_REQUIREMENT_:
Every line that includes the word "this" is to be listed.

_MATERIAL TO PROCESS_:
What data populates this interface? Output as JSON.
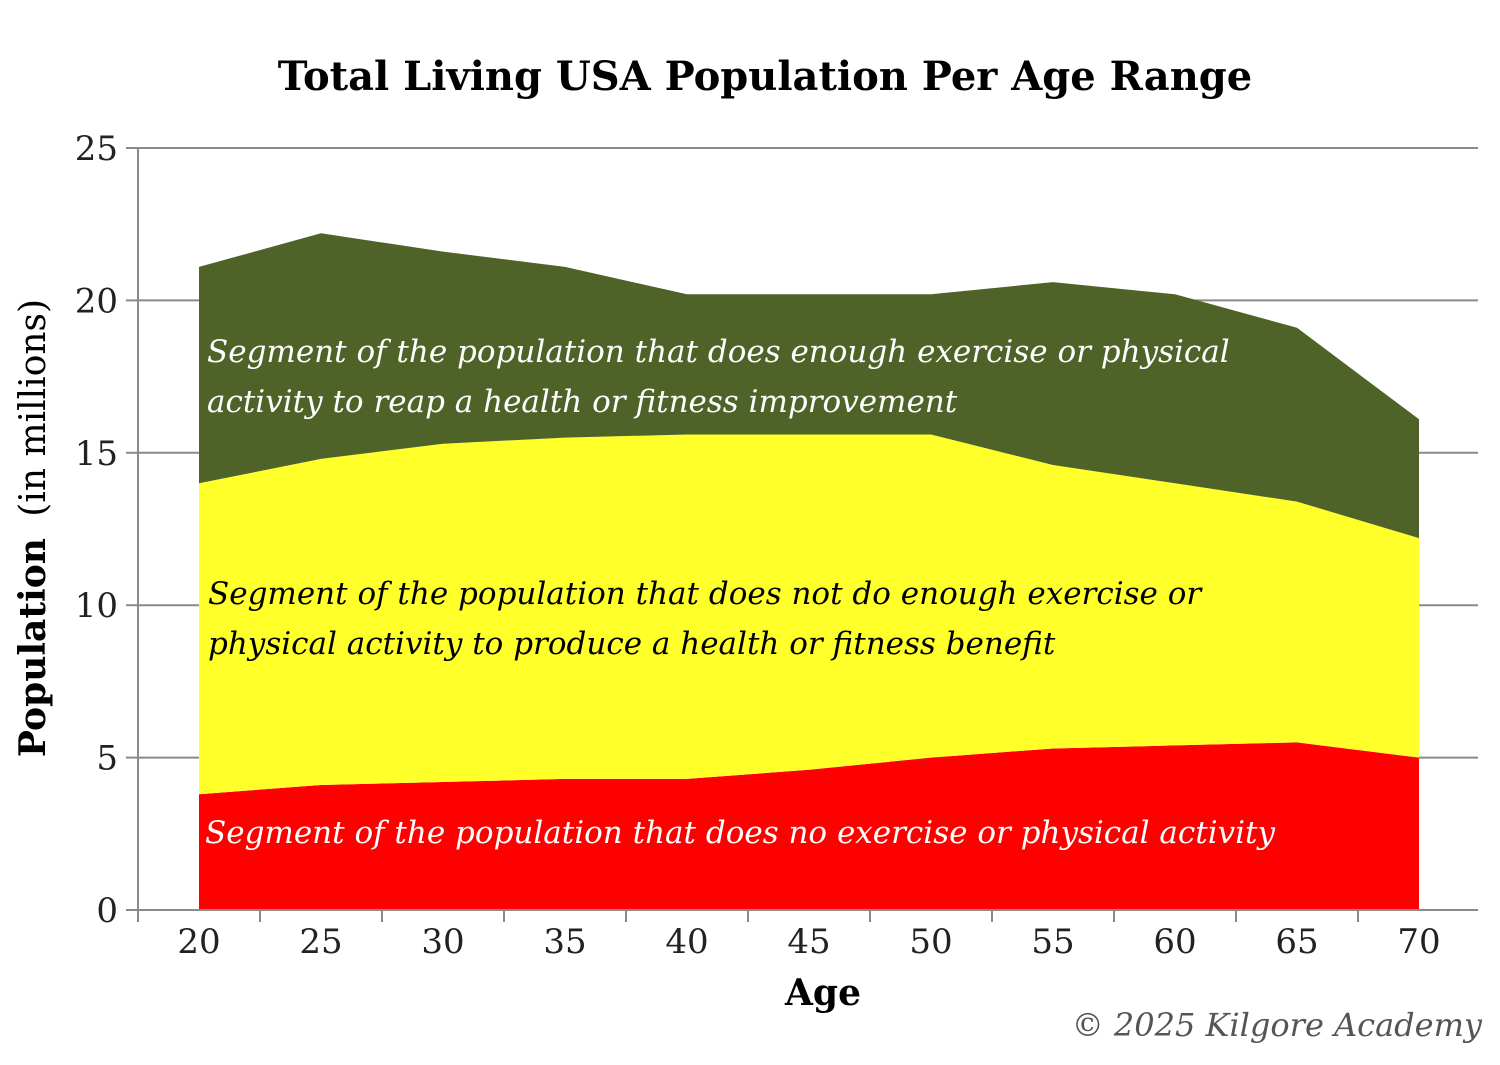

...

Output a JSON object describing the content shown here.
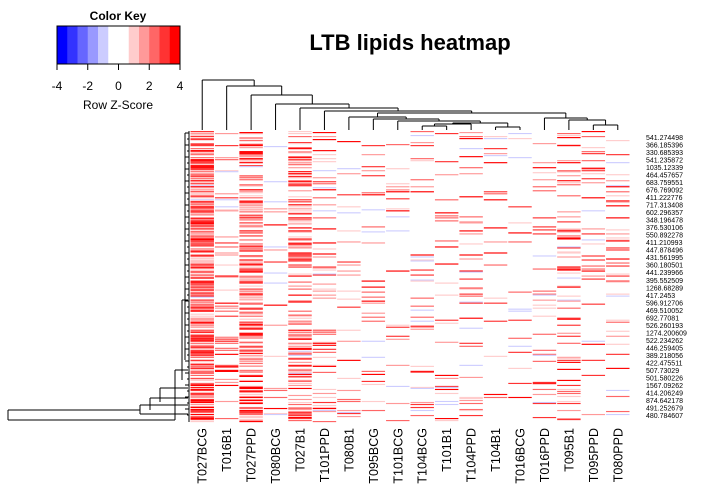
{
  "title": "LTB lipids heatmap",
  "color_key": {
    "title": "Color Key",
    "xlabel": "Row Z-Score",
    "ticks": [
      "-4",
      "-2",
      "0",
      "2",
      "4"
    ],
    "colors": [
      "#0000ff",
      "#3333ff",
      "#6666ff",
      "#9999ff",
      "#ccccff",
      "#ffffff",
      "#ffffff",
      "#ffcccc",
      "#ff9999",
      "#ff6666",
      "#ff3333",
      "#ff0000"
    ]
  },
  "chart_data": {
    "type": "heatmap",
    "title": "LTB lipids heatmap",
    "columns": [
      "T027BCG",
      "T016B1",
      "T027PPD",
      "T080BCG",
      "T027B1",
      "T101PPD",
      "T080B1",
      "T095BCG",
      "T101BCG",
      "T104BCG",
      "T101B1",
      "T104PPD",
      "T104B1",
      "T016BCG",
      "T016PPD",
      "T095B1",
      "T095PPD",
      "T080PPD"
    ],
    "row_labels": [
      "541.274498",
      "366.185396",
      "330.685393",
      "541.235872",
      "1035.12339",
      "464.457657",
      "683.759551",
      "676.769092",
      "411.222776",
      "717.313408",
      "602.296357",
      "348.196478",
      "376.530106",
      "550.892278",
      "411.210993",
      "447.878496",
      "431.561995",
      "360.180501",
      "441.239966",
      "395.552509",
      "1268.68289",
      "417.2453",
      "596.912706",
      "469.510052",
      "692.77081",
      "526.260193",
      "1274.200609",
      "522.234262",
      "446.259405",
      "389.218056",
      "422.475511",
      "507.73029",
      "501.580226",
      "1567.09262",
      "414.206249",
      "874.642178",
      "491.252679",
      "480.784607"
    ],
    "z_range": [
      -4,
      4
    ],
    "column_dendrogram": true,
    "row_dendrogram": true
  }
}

* * *

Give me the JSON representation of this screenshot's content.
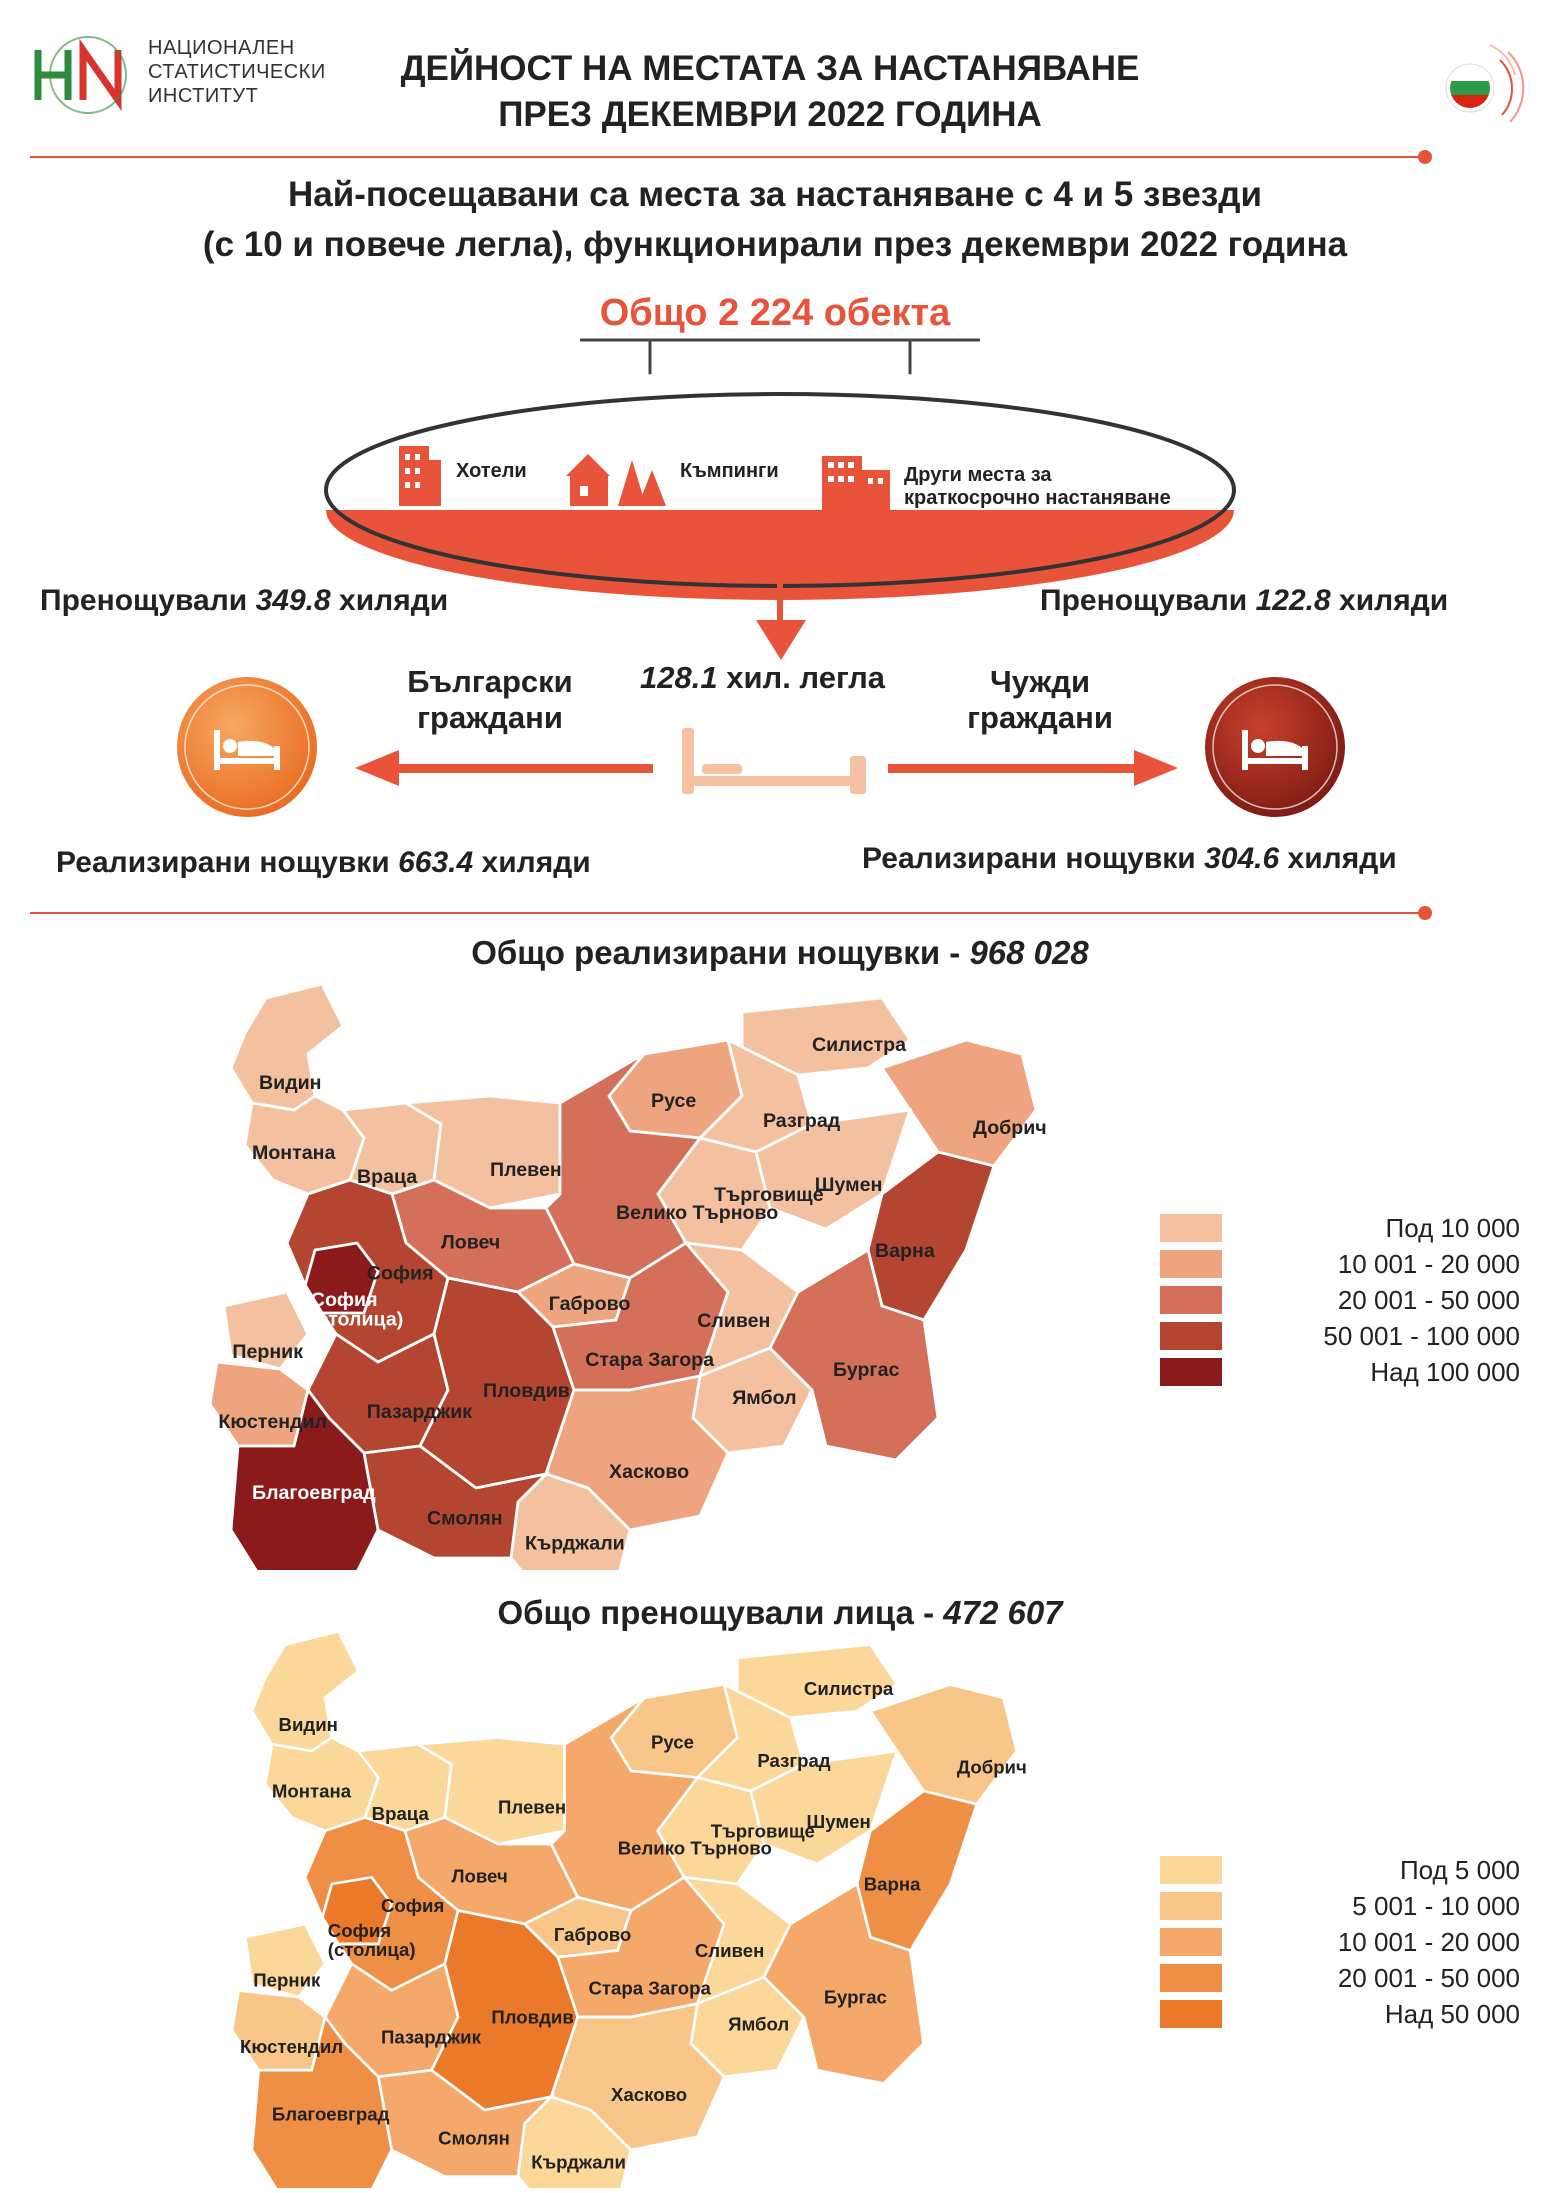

_COMPLETE ANSWER_:
What data populates this interface? Output as JSON.
Give me the JSON representation of this screenshot's content.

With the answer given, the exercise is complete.